Problem to solve:
Output all the entries word for word. Omit the pictures.

Material provided:

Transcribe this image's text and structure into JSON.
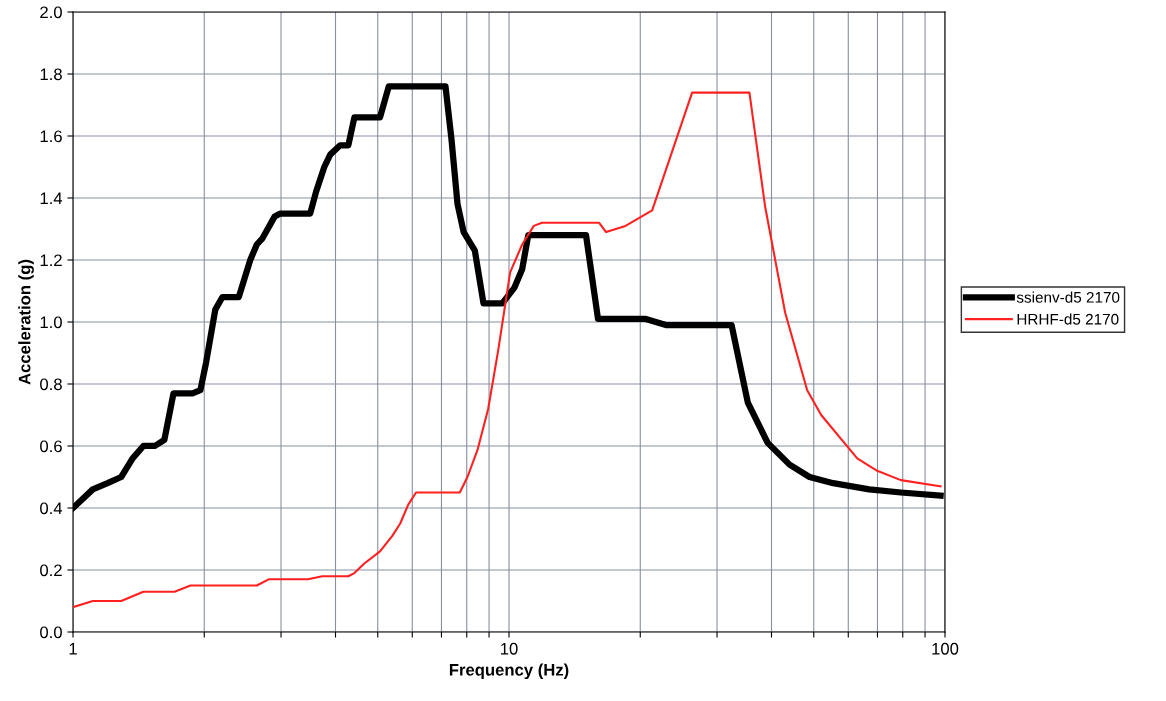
{
  "chart_data": {
    "type": "line",
    "xlabel": "Frequency (Hz)",
    "ylabel": "Acceleration (g)",
    "log": "x",
    "xlim": [
      1,
      100
    ],
    "ylim": [
      0,
      2.0
    ],
    "xticks": [
      1,
      {
        "value": 2,
        "label": null
      },
      {
        "value": 3,
        "label": null
      },
      {
        "value": 4,
        "label": null
      },
      {
        "value": 5,
        "label": null
      },
      {
        "value": 6,
        "label": null
      },
      {
        "value": 7,
        "label": null
      },
      {
        "value": 8,
        "label": null
      },
      {
        "value": 9,
        "label": null
      },
      10,
      {
        "value": 20,
        "label": null
      },
      {
        "value": 30,
        "label": null
      },
      {
        "value": 40,
        "label": null
      },
      {
        "value": 50,
        "label": null
      },
      {
        "value": 60,
        "label": null
      },
      {
        "value": 70,
        "label": null
      },
      {
        "value": 80,
        "label": null
      },
      {
        "value": 90,
        "label": null
      },
      100
    ],
    "yticks": [
      {
        "value": 0,
        "label": "0.0"
      },
      {
        "value": 0.2,
        "label": "0.2"
      },
      {
        "value": 0.4,
        "label": "0.4"
      },
      {
        "value": 0.6,
        "label": "0.6"
      },
      {
        "value": 0.8,
        "label": "0.8"
      },
      {
        "value": 1.0,
        "label": "1.0"
      },
      {
        "value": 1.2,
        "label": "1.2"
      },
      {
        "value": 1.4,
        "label": "1.4"
      },
      {
        "value": 1.6,
        "label": "1.6"
      },
      {
        "value": 1.8,
        "label": "1.8"
      },
      {
        "value": 2.0,
        "label": "2.0"
      }
    ],
    "grid": true,
    "legend": "right",
    "marker": "none",
    "line_style": "solid",
    "series": [
      {
        "name": "ssienv-d5 2170",
        "color": "#000000",
        "x": [
          1,
          1.11,
          1.2,
          1.29,
          1.37,
          1.45,
          1.54,
          1.62,
          1.7,
          1.88,
          1.96,
          2.02,
          2.12,
          2.2,
          2.4,
          2.55,
          2.64,
          2.72,
          2.9,
          2.99,
          3.5,
          3.61,
          3.77,
          3.89,
          4.1,
          4.28,
          4.42,
          5.06,
          5.3,
          7.15,
          7.38,
          7.62,
          7.87,
          8.03,
          8.35,
          8.74,
          9.65,
          10.28,
          10.72,
          11.07,
          15.02,
          16.0,
          20.6,
          22.9,
          32.4,
          35.3,
          39.2,
          44.0,
          48.9,
          55.4,
          67.0,
          79.2,
          97.7
        ],
        "values": [
          0.4,
          0.46,
          0.48,
          0.5,
          0.56,
          0.6,
          0.6,
          0.62,
          0.77,
          0.77,
          0.78,
          0.87,
          1.04,
          1.08,
          1.08,
          1.2,
          1.25,
          1.27,
          1.34,
          1.35,
          1.35,
          1.42,
          1.5,
          1.54,
          1.57,
          1.57,
          1.66,
          1.66,
          1.76,
          1.76,
          1.59,
          1.38,
          1.29,
          1.27,
          1.23,
          1.06,
          1.06,
          1.11,
          1.17,
          1.28,
          1.28,
          1.01,
          1.01,
          0.99,
          0.99,
          0.74,
          0.61,
          0.54,
          0.5,
          0.48,
          0.46,
          0.45,
          0.44
        ]
      },
      {
        "name": "HRHF-d5 2170",
        "color": "#ff2020",
        "x": [
          1,
          1.11,
          1.29,
          1.45,
          1.71,
          1.86,
          2.64,
          2.81,
          2.99,
          3.46,
          3.73,
          4.28,
          4.42,
          4.65,
          5.06,
          5.4,
          5.63,
          5.87,
          6.12,
          7.71,
          8.03,
          8.48,
          8.96,
          9.45,
          10.06,
          10.72,
          11.4,
          11.9,
          16.1,
          16.7,
          18.5,
          21.3,
          26.3,
          35.6,
          38.7,
          43.0,
          48.3,
          52.0,
          62.9,
          69.9,
          79.2,
          97.7
        ],
        "values": [
          0.08,
          0.1,
          0.1,
          0.13,
          0.13,
          0.15,
          0.15,
          0.17,
          0.17,
          0.17,
          0.18,
          0.18,
          0.19,
          0.22,
          0.26,
          0.31,
          0.35,
          0.41,
          0.45,
          0.45,
          0.5,
          0.59,
          0.72,
          0.91,
          1.16,
          1.25,
          1.31,
          1.32,
          1.32,
          1.29,
          1.31,
          1.36,
          1.74,
          1.74,
          1.37,
          1.03,
          0.78,
          0.7,
          0.56,
          0.52,
          0.49,
          0.47
        ]
      }
    ]
  }
}
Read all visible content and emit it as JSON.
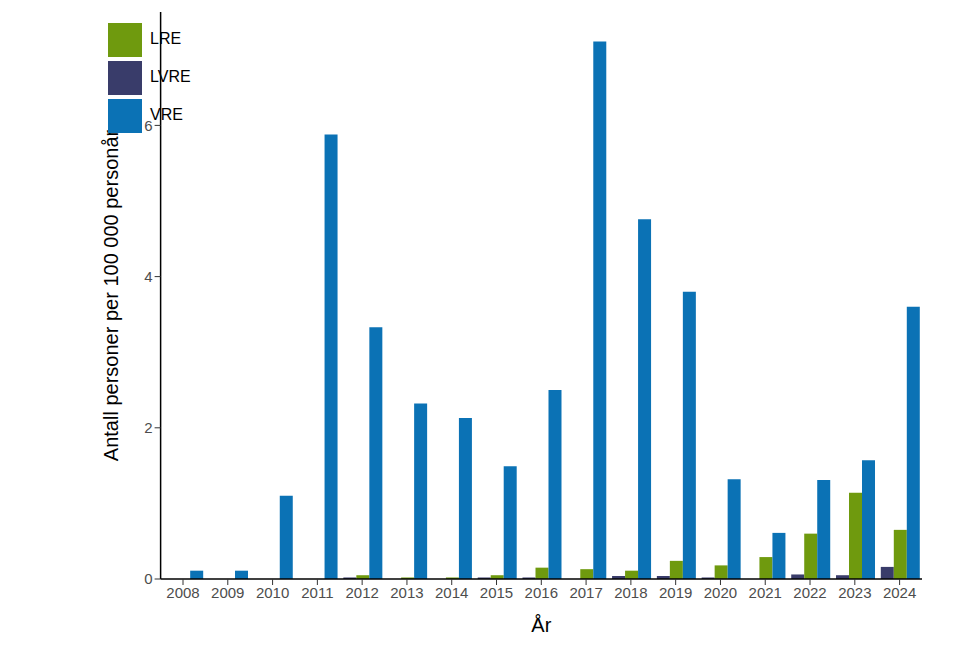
{
  "chart_data": {
    "type": "bar",
    "x_label": "År",
    "y_label": "Antall personer per 100 000 personår",
    "categories": [
      "2008",
      "2009",
      "2010",
      "2011",
      "2012",
      "2013",
      "2014",
      "2015",
      "2016",
      "2017",
      "2018",
      "2019",
      "2020",
      "2021",
      "2022",
      "2023",
      "2024"
    ],
    "series": [
      {
        "name": "LVRE",
        "color": "#393c6a",
        "values": [
          0,
          0,
          0,
          0,
          0.02,
          0,
          0,
          0.02,
          0.02,
          0,
          0.04,
          0.04,
          0.02,
          0,
          0.06,
          0.05,
          0.16
        ]
      },
      {
        "name": "LRE",
        "color": "#6f9a0e",
        "values": [
          0,
          0,
          0,
          0,
          0.05,
          0.02,
          0.02,
          0.05,
          0.15,
          0.13,
          0.11,
          0.24,
          0.18,
          0.29,
          0.6,
          1.14,
          0.65
        ]
      },
      {
        "name": "VRE",
        "color": "#0b72b5",
        "values": [
          0.11,
          0.11,
          1.1,
          5.88,
          3.33,
          2.32,
          2.13,
          1.49,
          2.5,
          7.11,
          4.76,
          3.8,
          1.32,
          0.61,
          1.31,
          1.57,
          3.6
        ]
      }
    ],
    "ylim": [
      0,
      7.5
    ],
    "yticks": [
      0,
      2,
      4,
      6
    ],
    "grid": false,
    "legend": "top-left"
  }
}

Solution:
Transcribe this image's text and structure into JSON.
{
  "chart_data": {
    "type": "line",
    "xlabel": "Frequency (Hz)",
    "ylabel": "Acceleration (g)",
    "log": "x",
    "xlim": [
      1,
      100
    ],
    "ylim": [
      0,
      2.0
    ],
    "xticks": [
      1,
      {
        "value": 2,
        "label": null
      },
      {
        "value": 3,
        "label": null
      },
      {
        "value": 4,
        "label": null
      },
      {
        "value": 5,
        "label": null
      },
      {
        "value": 6,
        "label": null
      },
      {
        "value": 7,
        "label": null
      },
      {
        "value": 8,
        "label": null
      },
      {
        "value": 9,
        "label": null
      },
      10,
      {
        "value": 20,
        "label": null
      },
      {
        "value": 30,
        "label": null
      },
      {
        "value": 40,
        "label": null
      },
      {
        "value": 50,
        "label": null
      },
      {
        "value": 60,
        "label": null
      },
      {
        "value": 70,
        "label": null
      },
      {
        "value": 80,
        "label": null
      },
      {
        "value": 90,
        "label": null
      },
      100
    ],
    "yticks": [
      {
        "value": 0,
        "label": "0.0"
      },
      {
        "value": 0.2,
        "label": "0.2"
      },
      {
        "value": 0.4,
        "label": "0.4"
      },
      {
        "value": 0.6,
        "label": "0.6"
      },
      {
        "value": 0.8,
        "label": "0.8"
      },
      {
        "value": 1.0,
        "label": "1.0"
      },
      {
        "value": 1.2,
        "label": "1.2"
      },
      {
        "value": 1.4,
        "label": "1.4"
      },
      {
        "value": 1.6,
        "label": "1.6"
      },
      {
        "value": 1.8,
        "label": "1.8"
      },
      {
        "value": 2.0,
        "label": "2.0"
      }
    ],
    "grid": true,
    "legend": "right",
    "marker": "none",
    "line_style": "solid",
    "series": [
      {
        "name": "ssienv-d5 2170",
        "color": "#000000",
        "x": [
          1,
          1.11,
          1.2,
          1.29,
          1.37,
          1.45,
          1.54,
          1.62,
          1.7,
          1.88,
          1.96,
          2.02,
          2.12,
          2.2,
          2.4,
          2.55,
          2.64,
          2.72,
          2.9,
          2.99,
          3.5,
          3.61,
          3.77,
          3.89,
          4.1,
          4.28,
          4.42,
          5.06,
          5.3,
          7.15,
          7.38,
          7.62,
          7.87,
          8.03,
          8.35,
          8.74,
          9.65,
          10.28,
          10.72,
          11.07,
          15.02,
          16.0,
          20.6,
          22.9,
          32.4,
          35.3,
          39.2,
          44.0,
          48.9,
          55.4,
          67.0,
          79.2,
          97.7
        ],
        "values": [
          0.4,
          0.46,
          0.48,
          0.5,
          0.56,
          0.6,
          0.6,
          0.62,
          0.77,
          0.77,
          0.78,
          0.87,
          1.04,
          1.08,
          1.08,
          1.2,
          1.25,
          1.27,
          1.34,
          1.35,
          1.35,
          1.42,
          1.5,
          1.54,
          1.57,
          1.57,
          1.66,
          1.66,
          1.76,
          1.76,
          1.59,
          1.38,
          1.29,
          1.27,
          1.23,
          1.06,
          1.06,
          1.11,
          1.17,
          1.28,
          1.28,
          1.01,
          1.01,
          0.99,
          0.99,
          0.74,
          0.61,
          0.54,
          0.5,
          0.48,
          0.46,
          0.45,
          0.44
        ]
      },
      {
        "name": "HRHF-d5 2170",
        "color": "#ff2020",
        "x": [
          1,
          1.11,
          1.29,
          1.45,
          1.71,
          1.86,
          2.64,
          2.81,
          2.99,
          3.46,
          3.73,
          4.28,
          4.42,
          4.65,
          5.06,
          5.4,
          5.63,
          5.87,
          6.12,
          7.71,
          8.03,
          8.48,
          8.96,
          9.45,
          10.06,
          10.72,
          11.4,
          11.9,
          16.1,
          16.7,
          18.5,
          21.3,
          26.3,
          35.6,
          38.7,
          43.0,
          48.3,
          52.0,
          62.9,
          69.9,
          79.2,
          97.7
        ],
        "values": [
          0.08,
          0.1,
          0.1,
          0.13,
          0.13,
          0.15,
          0.15,
          0.17,
          0.17,
          0.17,
          0.18,
          0.18,
          0.19,
          0.22,
          0.26,
          0.31,
          0.35,
          0.41,
          0.45,
          0.45,
          0.5,
          0.59,
          0.72,
          0.91,
          1.16,
          1.25,
          1.31,
          1.32,
          1.32,
          1.29,
          1.31,
          1.36,
          1.74,
          1.74,
          1.37,
          1.03,
          0.78,
          0.7,
          0.56,
          0.52,
          0.49,
          0.47
        ]
      }
    ]
  }
}
Read all visible content and emit it as JSON.
{
  "chart_data": {
    "type": "bar",
    "x_label": "År",
    "y_label": "Antall personer per 100 000 personår",
    "categories": [
      "2008",
      "2009",
      "2010",
      "2011",
      "2012",
      "2013",
      "2014",
      "2015",
      "2016",
      "2017",
      "2018",
      "2019",
      "2020",
      "2021",
      "2022",
      "2023",
      "2024"
    ],
    "series": [
      {
        "name": "LVRE",
        "color": "#393c6a",
        "values": [
          0,
          0,
          0,
          0,
          0.02,
          0,
          0,
          0.02,
          0.02,
          0,
          0.04,
          0.04,
          0.02,
          0,
          0.06,
          0.05,
          0.16
        ]
      },
      {
        "name": "LRE",
        "color": "#6f9a0e",
        "values": [
          0,
          0,
          0,
          0,
          0.05,
          0.02,
          0.02,
          0.05,
          0.15,
          0.13,
          0.11,
          0.24,
          0.18,
          0.29,
          0.6,
          1.14,
          0.65
        ]
      },
      {
        "name": "VRE",
        "color": "#0b72b5",
        "values": [
          0.11,
          0.11,
          1.1,
          5.88,
          3.33,
          2.32,
          2.13,
          1.49,
          2.5,
          7.11,
          4.76,
          3.8,
          1.32,
          0.61,
          1.31,
          1.57,
          3.6
        ]
      }
    ],
    "ylim": [
      0,
      7.5
    ],
    "yticks": [
      0,
      2,
      4,
      6
    ],
    "grid": false,
    "legend": "top-left"
  }
}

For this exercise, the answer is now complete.